* BEGIN Records to process *
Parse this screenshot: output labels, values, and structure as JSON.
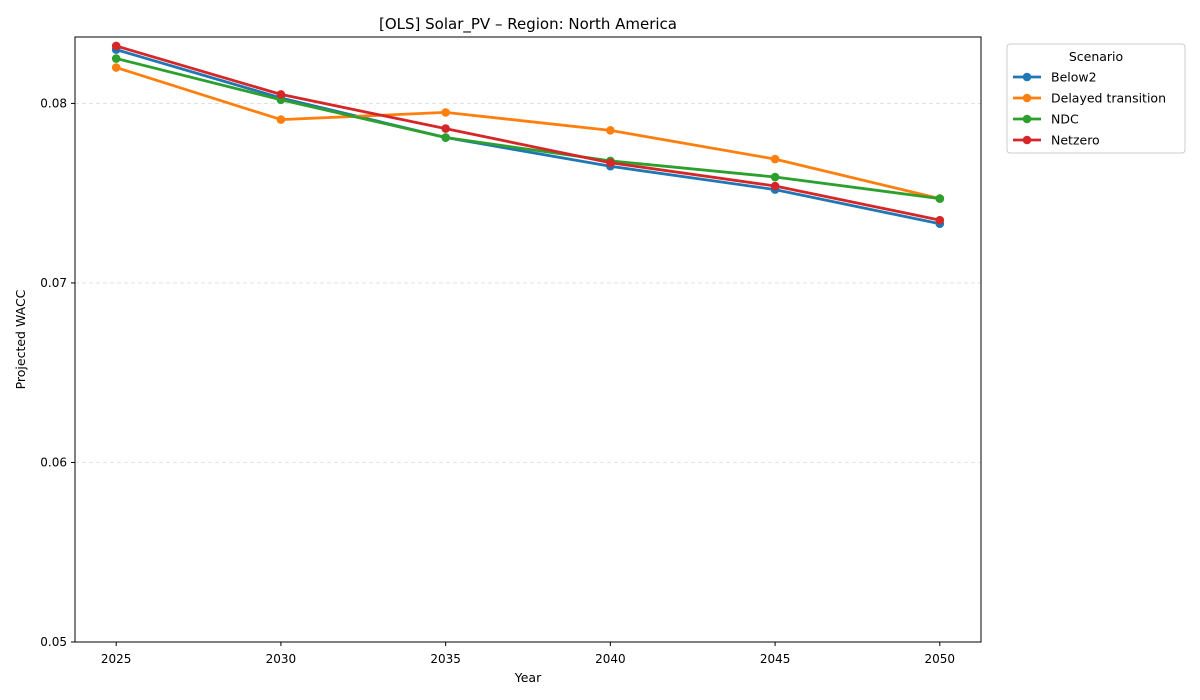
{
  "chart_data": {
    "type": "line",
    "title": "[OLS] Solar_PV – Region: North America",
    "xlabel": "Year",
    "ylabel": "Projected WACC",
    "x": [
      2025,
      2030,
      2035,
      2040,
      2045,
      2050
    ],
    "xlim": [
      2023.75,
      2051.25
    ],
    "ylim": [
      0.05,
      0.0837
    ],
    "yticks": [
      0.05,
      0.06,
      0.07,
      0.08
    ],
    "ytick_labels": [
      "0.05",
      "0.06",
      "0.07",
      "0.08"
    ],
    "xtick_labels": [
      "2025",
      "2030",
      "2035",
      "2040",
      "2045",
      "2050"
    ],
    "grid": "horizontal dashed",
    "legend": {
      "title": "Scenario",
      "placement": "outside-right"
    },
    "series": [
      {
        "name": "Below2",
        "color": "#1f77b4",
        "values": [
          0.083,
          0.0803,
          0.0781,
          0.0765,
          0.0752,
          0.0733
        ]
      },
      {
        "name": "Delayed transition",
        "color": "#ff7f0e",
        "values": [
          0.082,
          0.0791,
          0.0795,
          0.0785,
          0.0769,
          0.0747
        ]
      },
      {
        "name": "NDC",
        "color": "#2ca02c",
        "values": [
          0.0825,
          0.0802,
          0.0781,
          0.0768,
          0.0759,
          0.0747
        ]
      },
      {
        "name": "Netzero",
        "color": "#d62728",
        "values": [
          0.0832,
          0.0805,
          0.0786,
          0.0767,
          0.0754,
          0.0735
        ]
      }
    ]
  }
}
* END Records to process *
Exercise directions:
Look through the entries above for the word "color". Copy every line where it shows up.

Full output:
        "color": "#1f77b4",
        "color": "#ff7f0e",
        "color": "#2ca02c",
        "color": "#d62728",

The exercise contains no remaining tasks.